### OBJECTIF DE LA TÂCHE
D'après le texte à lire, quelle menace a nourri l'inquiétude mondiale qu'une autre catastrophe soit une possibilité réelle ?

##### TEXTE À LIRE #####

M. FUMIO KISHIDA, Premier Ministre du Japon, a rappelé que la division au sein de la communauté internationale sur les questions de désarmement n’a fait que s’accentuer.  « En particulier, la menace par la Fédération de Russie d’utiliser ses armes nucléaires dans le cadre de son agression contre l’Ukraine a contribué à l’inquiétude mondiale qu’une autre catastrophe est une possibilité réelle », a-t-il indiqué.  Si le chemin vers un monde sans armes nucléaires est devenu encore plus difficile, l’abandon n’est cependant pas une option.

##### LIGNES DE DONNÉES #####

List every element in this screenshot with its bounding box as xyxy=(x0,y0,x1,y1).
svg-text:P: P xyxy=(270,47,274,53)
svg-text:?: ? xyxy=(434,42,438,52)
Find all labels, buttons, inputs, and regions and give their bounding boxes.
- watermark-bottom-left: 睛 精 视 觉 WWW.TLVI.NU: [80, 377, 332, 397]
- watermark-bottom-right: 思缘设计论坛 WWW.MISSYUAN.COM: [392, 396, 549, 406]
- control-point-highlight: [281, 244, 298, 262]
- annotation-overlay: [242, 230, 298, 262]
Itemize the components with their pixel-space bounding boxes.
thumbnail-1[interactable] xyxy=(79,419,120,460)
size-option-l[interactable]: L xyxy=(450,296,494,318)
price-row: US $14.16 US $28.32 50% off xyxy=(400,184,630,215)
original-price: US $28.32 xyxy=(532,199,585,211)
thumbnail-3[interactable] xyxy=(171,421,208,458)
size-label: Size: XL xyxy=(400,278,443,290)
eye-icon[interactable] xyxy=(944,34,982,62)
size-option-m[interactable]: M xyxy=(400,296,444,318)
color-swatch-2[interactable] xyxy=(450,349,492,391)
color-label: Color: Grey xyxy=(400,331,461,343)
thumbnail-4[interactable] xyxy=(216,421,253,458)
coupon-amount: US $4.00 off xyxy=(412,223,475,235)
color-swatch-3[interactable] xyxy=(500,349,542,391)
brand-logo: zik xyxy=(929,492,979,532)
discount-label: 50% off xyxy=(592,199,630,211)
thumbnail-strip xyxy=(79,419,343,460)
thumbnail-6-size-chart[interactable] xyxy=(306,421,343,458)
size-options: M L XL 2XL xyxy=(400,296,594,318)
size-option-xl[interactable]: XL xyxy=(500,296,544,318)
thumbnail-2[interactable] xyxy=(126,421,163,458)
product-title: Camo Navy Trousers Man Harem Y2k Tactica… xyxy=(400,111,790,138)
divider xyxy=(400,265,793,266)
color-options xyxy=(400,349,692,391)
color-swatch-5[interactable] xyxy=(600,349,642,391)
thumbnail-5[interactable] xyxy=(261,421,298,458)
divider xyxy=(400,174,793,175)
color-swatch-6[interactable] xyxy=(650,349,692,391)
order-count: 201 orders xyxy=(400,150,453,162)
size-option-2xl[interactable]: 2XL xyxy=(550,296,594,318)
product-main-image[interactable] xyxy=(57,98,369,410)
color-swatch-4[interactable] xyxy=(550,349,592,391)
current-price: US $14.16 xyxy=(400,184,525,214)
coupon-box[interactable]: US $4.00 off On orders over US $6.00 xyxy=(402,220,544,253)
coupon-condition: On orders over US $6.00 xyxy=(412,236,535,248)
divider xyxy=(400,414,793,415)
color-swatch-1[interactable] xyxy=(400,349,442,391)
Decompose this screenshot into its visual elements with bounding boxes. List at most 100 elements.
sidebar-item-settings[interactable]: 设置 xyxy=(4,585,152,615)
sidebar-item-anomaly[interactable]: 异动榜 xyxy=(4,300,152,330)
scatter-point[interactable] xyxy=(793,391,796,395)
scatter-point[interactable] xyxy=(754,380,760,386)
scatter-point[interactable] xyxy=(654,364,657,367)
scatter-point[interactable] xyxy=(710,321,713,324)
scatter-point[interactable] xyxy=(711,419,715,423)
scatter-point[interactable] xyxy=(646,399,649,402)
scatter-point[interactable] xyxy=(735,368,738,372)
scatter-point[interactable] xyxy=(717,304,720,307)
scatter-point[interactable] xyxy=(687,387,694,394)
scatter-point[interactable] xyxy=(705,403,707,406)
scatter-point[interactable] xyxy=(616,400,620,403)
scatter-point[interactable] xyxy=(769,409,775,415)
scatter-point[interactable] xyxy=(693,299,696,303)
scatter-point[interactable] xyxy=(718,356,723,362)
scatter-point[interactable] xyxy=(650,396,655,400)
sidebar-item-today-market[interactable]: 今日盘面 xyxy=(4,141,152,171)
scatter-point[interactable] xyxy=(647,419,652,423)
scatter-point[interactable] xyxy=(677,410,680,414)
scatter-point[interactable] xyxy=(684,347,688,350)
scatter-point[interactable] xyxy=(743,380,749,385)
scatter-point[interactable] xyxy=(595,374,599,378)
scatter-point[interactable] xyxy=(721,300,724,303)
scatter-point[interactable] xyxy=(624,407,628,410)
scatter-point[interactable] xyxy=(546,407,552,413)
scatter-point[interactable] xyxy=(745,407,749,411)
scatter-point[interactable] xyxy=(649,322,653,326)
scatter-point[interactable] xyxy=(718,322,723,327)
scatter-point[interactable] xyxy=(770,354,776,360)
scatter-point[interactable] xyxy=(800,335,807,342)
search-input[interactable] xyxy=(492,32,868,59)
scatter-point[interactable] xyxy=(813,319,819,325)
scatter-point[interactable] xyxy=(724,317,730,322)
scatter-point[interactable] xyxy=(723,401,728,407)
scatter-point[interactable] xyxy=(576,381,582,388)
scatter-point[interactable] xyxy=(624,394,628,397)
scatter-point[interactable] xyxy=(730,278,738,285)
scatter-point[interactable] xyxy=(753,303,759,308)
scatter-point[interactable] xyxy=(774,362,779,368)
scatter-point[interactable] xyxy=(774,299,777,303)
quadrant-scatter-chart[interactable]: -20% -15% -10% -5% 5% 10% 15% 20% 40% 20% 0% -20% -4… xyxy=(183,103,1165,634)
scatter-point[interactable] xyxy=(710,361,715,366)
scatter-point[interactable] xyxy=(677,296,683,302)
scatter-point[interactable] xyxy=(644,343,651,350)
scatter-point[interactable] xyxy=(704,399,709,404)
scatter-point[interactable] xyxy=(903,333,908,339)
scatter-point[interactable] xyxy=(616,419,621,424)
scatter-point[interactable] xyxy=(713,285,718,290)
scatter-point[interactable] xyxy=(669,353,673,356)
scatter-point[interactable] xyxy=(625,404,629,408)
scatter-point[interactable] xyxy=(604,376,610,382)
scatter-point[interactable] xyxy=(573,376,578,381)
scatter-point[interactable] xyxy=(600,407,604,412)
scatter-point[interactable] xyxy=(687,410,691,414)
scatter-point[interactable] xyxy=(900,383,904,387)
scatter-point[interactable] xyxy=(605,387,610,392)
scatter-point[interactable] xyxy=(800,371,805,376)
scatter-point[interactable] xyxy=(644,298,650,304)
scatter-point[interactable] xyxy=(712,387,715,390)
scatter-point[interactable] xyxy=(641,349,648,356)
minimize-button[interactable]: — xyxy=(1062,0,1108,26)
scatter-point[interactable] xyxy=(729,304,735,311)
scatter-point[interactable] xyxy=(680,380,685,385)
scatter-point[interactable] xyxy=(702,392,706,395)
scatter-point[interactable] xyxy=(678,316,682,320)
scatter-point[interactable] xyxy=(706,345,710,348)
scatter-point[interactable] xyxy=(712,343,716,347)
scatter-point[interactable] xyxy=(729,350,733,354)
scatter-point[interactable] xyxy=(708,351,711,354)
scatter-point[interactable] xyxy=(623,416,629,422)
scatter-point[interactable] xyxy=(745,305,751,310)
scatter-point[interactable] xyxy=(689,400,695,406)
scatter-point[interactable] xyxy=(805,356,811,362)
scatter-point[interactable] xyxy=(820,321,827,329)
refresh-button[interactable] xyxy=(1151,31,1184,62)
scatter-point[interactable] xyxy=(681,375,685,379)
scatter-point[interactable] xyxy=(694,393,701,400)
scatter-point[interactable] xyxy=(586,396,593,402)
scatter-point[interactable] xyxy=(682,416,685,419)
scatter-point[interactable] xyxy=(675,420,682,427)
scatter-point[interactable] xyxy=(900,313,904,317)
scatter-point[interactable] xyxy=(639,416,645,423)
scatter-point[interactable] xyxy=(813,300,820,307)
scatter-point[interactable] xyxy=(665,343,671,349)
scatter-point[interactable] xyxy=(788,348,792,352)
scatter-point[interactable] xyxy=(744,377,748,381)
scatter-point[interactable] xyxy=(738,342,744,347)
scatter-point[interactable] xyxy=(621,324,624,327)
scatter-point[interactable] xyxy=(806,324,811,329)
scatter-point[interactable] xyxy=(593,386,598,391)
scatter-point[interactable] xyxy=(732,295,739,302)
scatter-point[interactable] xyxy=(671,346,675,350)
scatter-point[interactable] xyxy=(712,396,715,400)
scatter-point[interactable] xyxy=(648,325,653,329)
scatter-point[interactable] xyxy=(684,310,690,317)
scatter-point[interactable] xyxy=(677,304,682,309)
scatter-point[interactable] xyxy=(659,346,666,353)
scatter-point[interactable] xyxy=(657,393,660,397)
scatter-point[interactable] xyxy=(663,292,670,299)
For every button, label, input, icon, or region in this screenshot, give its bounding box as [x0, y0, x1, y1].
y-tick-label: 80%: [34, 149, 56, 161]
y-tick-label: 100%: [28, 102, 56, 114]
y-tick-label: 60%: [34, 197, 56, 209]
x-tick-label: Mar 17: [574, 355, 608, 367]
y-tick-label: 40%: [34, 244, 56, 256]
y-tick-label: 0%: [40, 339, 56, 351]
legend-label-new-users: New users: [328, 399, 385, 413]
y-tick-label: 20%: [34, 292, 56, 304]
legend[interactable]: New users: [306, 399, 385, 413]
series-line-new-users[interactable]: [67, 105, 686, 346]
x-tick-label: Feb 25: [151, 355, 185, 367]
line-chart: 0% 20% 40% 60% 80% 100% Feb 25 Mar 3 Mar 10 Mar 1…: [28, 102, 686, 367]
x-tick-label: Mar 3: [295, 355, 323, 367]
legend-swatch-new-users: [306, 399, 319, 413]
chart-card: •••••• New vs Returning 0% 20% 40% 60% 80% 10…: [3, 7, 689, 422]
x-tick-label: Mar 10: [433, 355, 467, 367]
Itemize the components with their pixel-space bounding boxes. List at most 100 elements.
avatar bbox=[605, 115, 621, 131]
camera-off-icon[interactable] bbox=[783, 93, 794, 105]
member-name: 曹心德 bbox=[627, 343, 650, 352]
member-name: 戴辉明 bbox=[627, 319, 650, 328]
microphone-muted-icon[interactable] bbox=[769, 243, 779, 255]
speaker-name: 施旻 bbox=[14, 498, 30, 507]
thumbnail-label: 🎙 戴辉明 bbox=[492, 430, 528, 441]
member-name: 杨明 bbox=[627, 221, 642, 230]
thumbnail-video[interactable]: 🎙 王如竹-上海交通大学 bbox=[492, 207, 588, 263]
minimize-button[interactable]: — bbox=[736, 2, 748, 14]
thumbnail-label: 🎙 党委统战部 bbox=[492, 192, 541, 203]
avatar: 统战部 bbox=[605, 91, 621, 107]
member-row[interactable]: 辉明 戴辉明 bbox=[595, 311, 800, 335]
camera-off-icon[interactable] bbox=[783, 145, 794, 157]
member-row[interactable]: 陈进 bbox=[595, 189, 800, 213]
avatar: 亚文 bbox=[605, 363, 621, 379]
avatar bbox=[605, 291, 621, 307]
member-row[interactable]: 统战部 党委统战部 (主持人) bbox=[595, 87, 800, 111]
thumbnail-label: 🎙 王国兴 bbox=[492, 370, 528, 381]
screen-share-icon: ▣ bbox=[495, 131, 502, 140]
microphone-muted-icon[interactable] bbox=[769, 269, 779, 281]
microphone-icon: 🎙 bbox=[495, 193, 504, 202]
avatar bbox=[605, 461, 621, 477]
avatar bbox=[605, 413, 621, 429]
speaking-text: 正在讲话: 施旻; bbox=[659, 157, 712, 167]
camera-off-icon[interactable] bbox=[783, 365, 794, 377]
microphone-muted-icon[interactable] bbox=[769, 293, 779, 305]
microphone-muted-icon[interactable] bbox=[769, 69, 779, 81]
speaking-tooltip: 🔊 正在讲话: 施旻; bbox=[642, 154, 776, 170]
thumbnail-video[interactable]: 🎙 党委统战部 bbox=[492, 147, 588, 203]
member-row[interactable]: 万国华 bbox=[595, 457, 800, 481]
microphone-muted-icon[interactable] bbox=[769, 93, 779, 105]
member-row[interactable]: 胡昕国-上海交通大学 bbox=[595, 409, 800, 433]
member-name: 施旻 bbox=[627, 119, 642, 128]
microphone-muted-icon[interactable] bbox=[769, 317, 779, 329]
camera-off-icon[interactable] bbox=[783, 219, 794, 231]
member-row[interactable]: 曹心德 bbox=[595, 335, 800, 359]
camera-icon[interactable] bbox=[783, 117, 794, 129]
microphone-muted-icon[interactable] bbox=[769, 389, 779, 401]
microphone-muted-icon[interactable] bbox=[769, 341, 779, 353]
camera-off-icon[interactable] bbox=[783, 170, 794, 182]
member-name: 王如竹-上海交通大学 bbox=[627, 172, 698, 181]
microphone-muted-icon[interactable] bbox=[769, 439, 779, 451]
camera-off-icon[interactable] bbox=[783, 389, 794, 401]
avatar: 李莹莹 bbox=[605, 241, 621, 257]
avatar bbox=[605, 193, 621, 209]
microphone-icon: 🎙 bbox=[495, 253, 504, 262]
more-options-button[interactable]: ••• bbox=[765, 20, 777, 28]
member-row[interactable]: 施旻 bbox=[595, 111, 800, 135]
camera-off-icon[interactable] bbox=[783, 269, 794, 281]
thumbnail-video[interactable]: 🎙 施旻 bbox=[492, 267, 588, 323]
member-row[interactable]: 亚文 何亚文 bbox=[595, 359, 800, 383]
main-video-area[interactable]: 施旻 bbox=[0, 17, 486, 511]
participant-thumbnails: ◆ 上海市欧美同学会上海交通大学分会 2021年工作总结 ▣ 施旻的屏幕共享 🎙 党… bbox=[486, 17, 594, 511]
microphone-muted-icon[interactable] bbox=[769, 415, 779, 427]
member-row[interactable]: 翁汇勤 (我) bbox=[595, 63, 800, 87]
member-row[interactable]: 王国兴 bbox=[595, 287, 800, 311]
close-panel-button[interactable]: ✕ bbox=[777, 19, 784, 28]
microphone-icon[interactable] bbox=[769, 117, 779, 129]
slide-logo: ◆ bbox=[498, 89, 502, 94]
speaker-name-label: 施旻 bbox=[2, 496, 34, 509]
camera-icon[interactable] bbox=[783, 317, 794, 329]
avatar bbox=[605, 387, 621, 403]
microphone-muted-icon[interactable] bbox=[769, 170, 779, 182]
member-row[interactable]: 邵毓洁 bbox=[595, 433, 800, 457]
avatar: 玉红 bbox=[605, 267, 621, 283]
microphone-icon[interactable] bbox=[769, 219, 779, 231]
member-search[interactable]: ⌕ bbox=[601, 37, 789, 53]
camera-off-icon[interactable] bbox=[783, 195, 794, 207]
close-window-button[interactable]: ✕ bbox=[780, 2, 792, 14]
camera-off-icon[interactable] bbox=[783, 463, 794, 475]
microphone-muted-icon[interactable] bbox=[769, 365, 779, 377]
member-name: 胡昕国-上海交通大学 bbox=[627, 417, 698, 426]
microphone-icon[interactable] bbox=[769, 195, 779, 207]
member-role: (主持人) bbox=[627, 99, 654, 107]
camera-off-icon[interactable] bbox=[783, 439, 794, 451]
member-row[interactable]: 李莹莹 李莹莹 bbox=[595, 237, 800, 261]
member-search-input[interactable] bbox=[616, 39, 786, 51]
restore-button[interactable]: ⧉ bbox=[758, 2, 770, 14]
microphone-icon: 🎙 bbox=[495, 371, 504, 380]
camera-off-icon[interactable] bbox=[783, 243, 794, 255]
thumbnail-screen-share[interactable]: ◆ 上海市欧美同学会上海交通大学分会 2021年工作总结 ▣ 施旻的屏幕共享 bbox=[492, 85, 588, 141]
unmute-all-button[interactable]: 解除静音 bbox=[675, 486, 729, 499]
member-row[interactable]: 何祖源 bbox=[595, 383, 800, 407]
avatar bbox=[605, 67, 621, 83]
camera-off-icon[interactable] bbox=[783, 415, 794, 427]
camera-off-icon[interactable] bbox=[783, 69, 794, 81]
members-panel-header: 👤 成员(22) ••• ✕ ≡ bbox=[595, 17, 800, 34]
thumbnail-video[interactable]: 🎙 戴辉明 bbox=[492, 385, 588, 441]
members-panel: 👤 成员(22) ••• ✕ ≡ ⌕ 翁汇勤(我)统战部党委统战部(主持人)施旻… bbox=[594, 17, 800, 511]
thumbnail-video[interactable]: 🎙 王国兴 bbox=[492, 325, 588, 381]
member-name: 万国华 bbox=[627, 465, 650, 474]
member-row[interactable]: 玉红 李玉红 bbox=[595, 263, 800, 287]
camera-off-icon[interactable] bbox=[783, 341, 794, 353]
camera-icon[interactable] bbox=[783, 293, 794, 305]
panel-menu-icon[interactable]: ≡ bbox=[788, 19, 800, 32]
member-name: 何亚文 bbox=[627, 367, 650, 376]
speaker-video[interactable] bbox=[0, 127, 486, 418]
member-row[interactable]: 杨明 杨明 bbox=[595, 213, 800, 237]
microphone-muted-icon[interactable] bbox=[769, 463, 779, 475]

#####

### CORRIGÉ
La menace par la Fédération de Russie d'utiliser ses armes nucléaires dans le cadre de son agression contre l'Ukraine.